* DO THIS:
Go through the records and copy each line where the word "posyandu" occurs.

====== DATA FOR THE TASK

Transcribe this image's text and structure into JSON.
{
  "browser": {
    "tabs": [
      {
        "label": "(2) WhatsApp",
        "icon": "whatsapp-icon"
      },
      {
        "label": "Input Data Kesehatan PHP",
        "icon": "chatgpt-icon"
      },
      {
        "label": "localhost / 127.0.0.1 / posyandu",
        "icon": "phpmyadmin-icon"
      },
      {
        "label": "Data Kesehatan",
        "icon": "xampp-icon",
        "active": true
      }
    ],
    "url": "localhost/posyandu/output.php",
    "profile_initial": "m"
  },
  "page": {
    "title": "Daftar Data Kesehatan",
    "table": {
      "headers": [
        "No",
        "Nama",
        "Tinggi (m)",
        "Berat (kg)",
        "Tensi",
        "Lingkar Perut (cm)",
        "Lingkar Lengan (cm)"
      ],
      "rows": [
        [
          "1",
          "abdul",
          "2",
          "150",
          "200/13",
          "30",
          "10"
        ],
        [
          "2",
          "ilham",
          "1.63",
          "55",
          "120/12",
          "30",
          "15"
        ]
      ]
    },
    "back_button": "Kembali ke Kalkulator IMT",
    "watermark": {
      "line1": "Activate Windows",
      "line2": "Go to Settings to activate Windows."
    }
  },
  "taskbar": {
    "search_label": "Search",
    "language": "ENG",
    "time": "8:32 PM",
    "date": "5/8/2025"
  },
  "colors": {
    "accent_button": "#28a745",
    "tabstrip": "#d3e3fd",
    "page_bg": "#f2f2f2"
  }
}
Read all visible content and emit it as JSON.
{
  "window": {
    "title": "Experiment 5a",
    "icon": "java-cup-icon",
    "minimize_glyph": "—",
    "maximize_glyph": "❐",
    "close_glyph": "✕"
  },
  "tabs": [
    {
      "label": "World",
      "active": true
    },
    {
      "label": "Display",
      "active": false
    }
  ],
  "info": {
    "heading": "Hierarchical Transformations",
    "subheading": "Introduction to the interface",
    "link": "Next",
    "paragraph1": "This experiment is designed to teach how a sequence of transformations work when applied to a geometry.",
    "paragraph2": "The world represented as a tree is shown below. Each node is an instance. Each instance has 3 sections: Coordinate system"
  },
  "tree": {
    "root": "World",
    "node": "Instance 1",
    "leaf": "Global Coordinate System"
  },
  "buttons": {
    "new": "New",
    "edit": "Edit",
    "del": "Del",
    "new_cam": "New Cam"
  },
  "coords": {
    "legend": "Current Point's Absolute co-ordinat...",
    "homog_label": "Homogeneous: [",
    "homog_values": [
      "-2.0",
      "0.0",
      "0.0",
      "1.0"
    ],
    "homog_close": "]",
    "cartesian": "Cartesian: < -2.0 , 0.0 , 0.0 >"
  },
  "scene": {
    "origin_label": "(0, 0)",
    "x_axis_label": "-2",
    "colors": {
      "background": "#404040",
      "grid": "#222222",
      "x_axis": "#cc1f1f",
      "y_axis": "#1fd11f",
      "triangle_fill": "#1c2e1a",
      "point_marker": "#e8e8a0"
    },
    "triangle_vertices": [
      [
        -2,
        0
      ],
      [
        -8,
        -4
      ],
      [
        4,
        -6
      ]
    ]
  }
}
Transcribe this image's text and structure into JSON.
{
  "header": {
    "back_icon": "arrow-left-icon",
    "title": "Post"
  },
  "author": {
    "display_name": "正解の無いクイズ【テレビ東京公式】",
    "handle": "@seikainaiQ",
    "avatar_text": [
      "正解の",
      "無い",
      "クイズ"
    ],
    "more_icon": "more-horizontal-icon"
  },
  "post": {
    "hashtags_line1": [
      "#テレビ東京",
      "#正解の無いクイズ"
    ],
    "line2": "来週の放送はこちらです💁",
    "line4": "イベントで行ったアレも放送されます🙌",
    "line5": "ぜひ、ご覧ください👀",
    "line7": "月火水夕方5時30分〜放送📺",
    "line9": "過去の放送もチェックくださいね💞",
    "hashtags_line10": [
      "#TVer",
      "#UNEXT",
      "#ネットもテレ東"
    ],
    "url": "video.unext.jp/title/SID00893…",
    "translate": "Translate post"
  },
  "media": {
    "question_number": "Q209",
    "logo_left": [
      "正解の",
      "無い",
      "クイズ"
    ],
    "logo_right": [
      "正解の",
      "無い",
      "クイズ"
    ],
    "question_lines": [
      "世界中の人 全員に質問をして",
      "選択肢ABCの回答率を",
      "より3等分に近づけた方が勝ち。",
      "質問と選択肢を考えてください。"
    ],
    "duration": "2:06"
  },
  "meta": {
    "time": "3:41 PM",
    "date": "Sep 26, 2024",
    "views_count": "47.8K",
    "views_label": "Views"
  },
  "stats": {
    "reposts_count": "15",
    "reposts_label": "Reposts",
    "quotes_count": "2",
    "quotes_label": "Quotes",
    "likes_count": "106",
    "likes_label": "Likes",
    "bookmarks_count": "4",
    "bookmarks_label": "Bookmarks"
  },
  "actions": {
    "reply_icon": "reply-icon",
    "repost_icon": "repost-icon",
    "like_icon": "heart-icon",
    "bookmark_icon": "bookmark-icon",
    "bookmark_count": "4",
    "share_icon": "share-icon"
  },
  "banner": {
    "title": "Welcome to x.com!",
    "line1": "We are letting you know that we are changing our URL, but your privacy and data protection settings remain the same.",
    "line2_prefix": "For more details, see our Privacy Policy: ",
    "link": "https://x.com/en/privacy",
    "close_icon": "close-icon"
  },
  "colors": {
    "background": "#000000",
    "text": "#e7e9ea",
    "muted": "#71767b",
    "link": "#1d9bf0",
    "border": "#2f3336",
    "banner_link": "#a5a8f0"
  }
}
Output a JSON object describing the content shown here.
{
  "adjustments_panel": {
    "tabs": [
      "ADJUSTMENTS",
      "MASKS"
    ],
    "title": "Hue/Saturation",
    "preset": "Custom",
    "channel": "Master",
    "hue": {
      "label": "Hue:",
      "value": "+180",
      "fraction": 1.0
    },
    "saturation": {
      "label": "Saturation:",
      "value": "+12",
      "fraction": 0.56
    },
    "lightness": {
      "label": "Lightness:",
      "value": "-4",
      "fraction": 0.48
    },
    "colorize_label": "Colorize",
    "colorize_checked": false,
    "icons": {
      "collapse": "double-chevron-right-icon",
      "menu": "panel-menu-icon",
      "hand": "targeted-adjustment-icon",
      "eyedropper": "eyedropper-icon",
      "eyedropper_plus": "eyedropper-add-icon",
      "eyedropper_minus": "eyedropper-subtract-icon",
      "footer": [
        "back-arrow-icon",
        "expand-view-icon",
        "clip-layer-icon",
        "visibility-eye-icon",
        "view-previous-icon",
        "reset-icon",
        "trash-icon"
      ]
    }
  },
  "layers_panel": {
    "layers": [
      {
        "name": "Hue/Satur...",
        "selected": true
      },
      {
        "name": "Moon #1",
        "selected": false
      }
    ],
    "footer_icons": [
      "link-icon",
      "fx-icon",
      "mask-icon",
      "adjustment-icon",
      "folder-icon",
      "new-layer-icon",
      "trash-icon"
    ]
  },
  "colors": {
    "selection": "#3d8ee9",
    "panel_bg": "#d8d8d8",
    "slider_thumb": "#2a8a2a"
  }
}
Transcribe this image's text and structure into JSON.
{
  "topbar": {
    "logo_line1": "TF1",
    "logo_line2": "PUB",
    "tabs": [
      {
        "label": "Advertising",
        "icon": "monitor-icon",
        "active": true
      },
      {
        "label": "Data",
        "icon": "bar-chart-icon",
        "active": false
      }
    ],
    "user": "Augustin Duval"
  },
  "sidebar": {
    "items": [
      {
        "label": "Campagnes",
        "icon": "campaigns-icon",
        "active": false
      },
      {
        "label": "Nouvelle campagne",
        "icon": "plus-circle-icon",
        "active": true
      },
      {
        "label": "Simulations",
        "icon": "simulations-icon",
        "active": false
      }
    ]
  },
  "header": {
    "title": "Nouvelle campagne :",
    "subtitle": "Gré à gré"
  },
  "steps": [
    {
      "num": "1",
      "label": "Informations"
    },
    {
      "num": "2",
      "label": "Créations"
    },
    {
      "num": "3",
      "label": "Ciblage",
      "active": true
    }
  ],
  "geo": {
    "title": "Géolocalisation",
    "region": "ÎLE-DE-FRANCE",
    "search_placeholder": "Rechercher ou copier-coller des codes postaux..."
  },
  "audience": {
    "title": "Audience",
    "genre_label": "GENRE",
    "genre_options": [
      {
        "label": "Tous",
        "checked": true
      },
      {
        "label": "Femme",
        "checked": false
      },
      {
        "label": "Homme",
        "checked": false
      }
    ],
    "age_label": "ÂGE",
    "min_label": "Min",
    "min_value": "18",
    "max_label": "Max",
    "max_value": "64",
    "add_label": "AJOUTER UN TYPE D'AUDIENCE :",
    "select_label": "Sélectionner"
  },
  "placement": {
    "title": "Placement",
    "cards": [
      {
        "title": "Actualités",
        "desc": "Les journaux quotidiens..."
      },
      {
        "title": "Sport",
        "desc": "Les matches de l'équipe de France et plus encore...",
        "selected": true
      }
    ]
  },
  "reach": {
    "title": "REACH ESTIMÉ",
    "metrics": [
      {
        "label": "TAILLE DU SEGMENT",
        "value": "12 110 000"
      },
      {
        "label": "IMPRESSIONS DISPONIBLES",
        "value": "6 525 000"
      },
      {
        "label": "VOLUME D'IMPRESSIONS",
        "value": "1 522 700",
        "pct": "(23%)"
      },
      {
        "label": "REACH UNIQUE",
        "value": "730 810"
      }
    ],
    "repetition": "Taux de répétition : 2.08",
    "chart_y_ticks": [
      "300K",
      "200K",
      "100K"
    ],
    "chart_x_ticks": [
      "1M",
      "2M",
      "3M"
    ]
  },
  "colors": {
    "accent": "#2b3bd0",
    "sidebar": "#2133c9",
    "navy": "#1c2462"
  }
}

============

* EXERCISE ANSWER:
        "label": "localhost / 127.0.0.1 / posyandu",
    "url": "localhost/posyandu/output.php",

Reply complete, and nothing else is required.